Figure collection entries:
■ ■ ■ ■ ■

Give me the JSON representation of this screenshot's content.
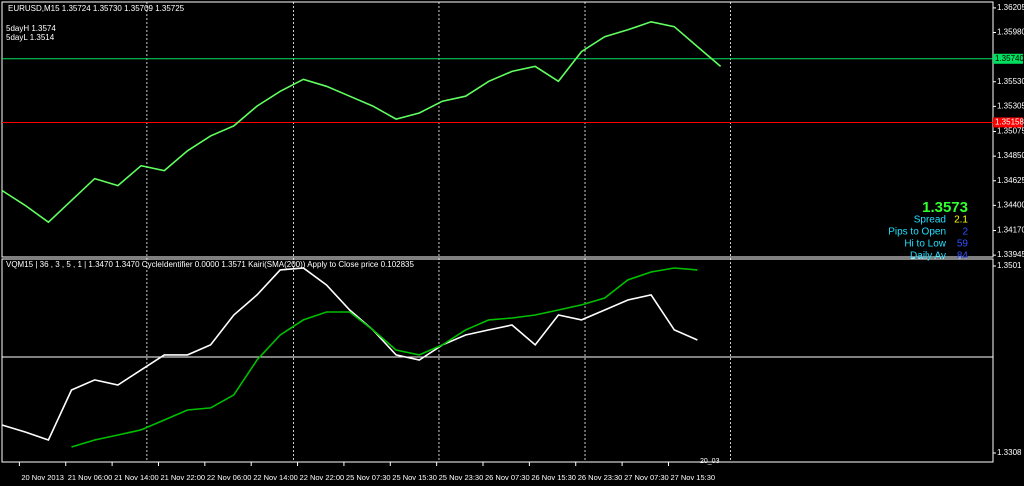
{
  "header": {
    "symbol_line": "EURUSD,M15  1.35724 1.35730 1.35709 1.35725",
    "high_label": "5dayH 1.3574",
    "low_label": "5dayL 1.3514"
  },
  "indicator_header": "VQM15 | 36 , 3 , 5 , 1 | 1.3470 1.3470  CycleIdentifier 0.0000 1.3571  Kairi(SMA(200)) Apply to Close price 0.102835",
  "info_panel": {
    "price": "1.3573",
    "rows": [
      {
        "label": "Spread",
        "value": "2.1",
        "color": "#ffff00"
      },
      {
        "label": "Pips to Open",
        "value": "2",
        "color": "#3050ff"
      },
      {
        "label": "Hi to Low",
        "value": "59",
        "color": "#3050ff"
      },
      {
        "label": "Daily Av",
        "value": "84",
        "color": "#3050ff"
      }
    ]
  },
  "bar_label": "20_03",
  "chart_data": [
    {
      "type": "line",
      "xlim": [
        0,
        171
      ],
      "ylim": [
        1.33928,
        1.36259
      ],
      "yticks": [
        1.36205,
        {
          "value": 1.3598,
          "label": "1.35980"
        },
        {
          "value": 1.3553,
          "label": "1.35530"
        },
        1.35305,
        1.35075,
        {
          "value": 1.3485,
          "label": "1.34850"
        },
        1.34625,
        {
          "value": 1.344,
          "label": "1.34400"
        },
        {
          "value": 1.3417,
          "label": "1.34170"
        },
        1.33945
      ],
      "separators": [
        25,
        50.3,
        75.4,
        100.6,
        125.7
      ],
      "levels": [
        {
          "value": 1.3574,
          "label": "1.35740",
          "color": "#00e060"
        },
        {
          "value": 1.35158,
          "label": "1.35158",
          "color": "#ff0000"
        }
      ],
      "x": [
        0,
        4,
        8,
        12,
        16,
        20,
        24,
        28,
        32,
        36,
        40,
        44,
        48,
        52,
        56,
        60,
        64,
        68,
        72,
        76,
        80,
        84,
        88,
        92,
        96,
        100,
        104,
        108,
        112,
        116,
        120,
        124
      ],
      "series": [
        {
          "color": "#60ff60",
          "values": [
            1.34536,
            1.344,
            1.34246,
            1.34445,
            1.34645,
            1.34581,
            1.34763,
            1.34718,
            1.34899,
            1.35035,
            1.35126,
            1.35307,
            1.35443,
            1.35552,
            1.35488,
            1.35398,
            1.35307,
            1.35189,
            1.35244,
            1.35352,
            1.35398,
            1.35534,
            1.35625,
            1.3567,
            1.35534,
            1.35806,
            1.35942,
            1.36005,
            1.36078,
            1.36033,
            1.35851,
            1.3567
          ]
        }
      ]
    },
    {
      "type": "line",
      "xlim": [
        0,
        171
      ],
      "ylim": [
        1.32987,
        1.35082
      ],
      "yticks": [
        1.3501,
        1.3308
      ],
      "xticks": [
        {
          "value": 3,
          "label": "20 Nov 2013"
        },
        {
          "value": 11,
          "label": "21 Nov 06:00"
        },
        {
          "value": 19,
          "label": "21 Nov 14:00"
        },
        {
          "value": 27,
          "label": "21 Nov 22:00"
        },
        {
          "value": 35,
          "label": "22 Nov 06:00"
        },
        {
          "value": 43,
          "label": "22 Nov 14:00"
        },
        {
          "value": 51,
          "label": "22 Nov 22:00"
        },
        {
          "value": 59,
          "label": "25 Nov 07:30"
        },
        {
          "value": 67,
          "label": "25 Nov 15:30"
        },
        {
          "value": 75,
          "label": "25 Nov 23:30"
        },
        {
          "value": 83,
          "label": "26 Nov 07:30"
        },
        {
          "value": 91,
          "label": "26 Nov 15:30"
        },
        {
          "value": 99,
          "label": "26 Nov 23:30"
        },
        {
          "value": 107,
          "label": "27 Nov 07:30"
        },
        {
          "value": 115,
          "label": "27 Nov 15:30"
        }
      ],
      "levels": [
        {
          "value": 1.3407,
          "color": "#ffffff"
        }
      ],
      "x": [
        0,
        4,
        8,
        12,
        16,
        20,
        24,
        28,
        32,
        36,
        40,
        44,
        48,
        52,
        56,
        60,
        64,
        68,
        72,
        76,
        80,
        84,
        88,
        92,
        96,
        100,
        104,
        108,
        112,
        116,
        120
      ],
      "series": [
        {
          "color": "#ffffff",
          "values": [
            1.33369,
            1.33297,
            1.33214,
            1.3373,
            1.33834,
            1.33782,
            1.33937,
            1.34092,
            1.34092,
            1.34195,
            1.34504,
            1.34711,
            1.34969,
            1.34989,
            1.34814,
            1.34556,
            1.3435,
            1.34092,
            1.3404,
            1.34195,
            1.34298,
            1.3435,
            1.34401,
            1.34195,
            1.34504,
            1.34453,
            1.34556,
            1.34659,
            1.34711,
            1.3435,
            1.34246
          ]
        },
        {
          "color": "#00c000",
          "values": [
            null,
            null,
            null,
            1.33142,
            1.33214,
            1.33266,
            1.33318,
            1.3342,
            1.33524,
            1.33545,
            1.33679,
            1.3404,
            1.34298,
            1.34453,
            1.34535,
            1.34535,
            1.3435,
            1.34143,
            1.34092,
            1.34195,
            1.3435,
            1.34453,
            1.34473,
            1.34504,
            1.34556,
            1.34608,
            1.3468,
            1.34866,
            1.34948,
            1.34989,
            1.34969
          ]
        }
      ]
    }
  ]
}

■ ■ ■ ■ ■

**Work to complete:**
From the entries above, copy each line holding "color".

**Correct output:**
        "color": "#ffff00"
        "color": "#3050ff"
        "color": "#3050ff"
        "color": "#3050ff"
          "color": "#00e060"
          "color": "#ff0000"
          "color": "#60ff60",
          "color": "#ffffff"
          "color": "#ffffff",
          "color": "#00c000",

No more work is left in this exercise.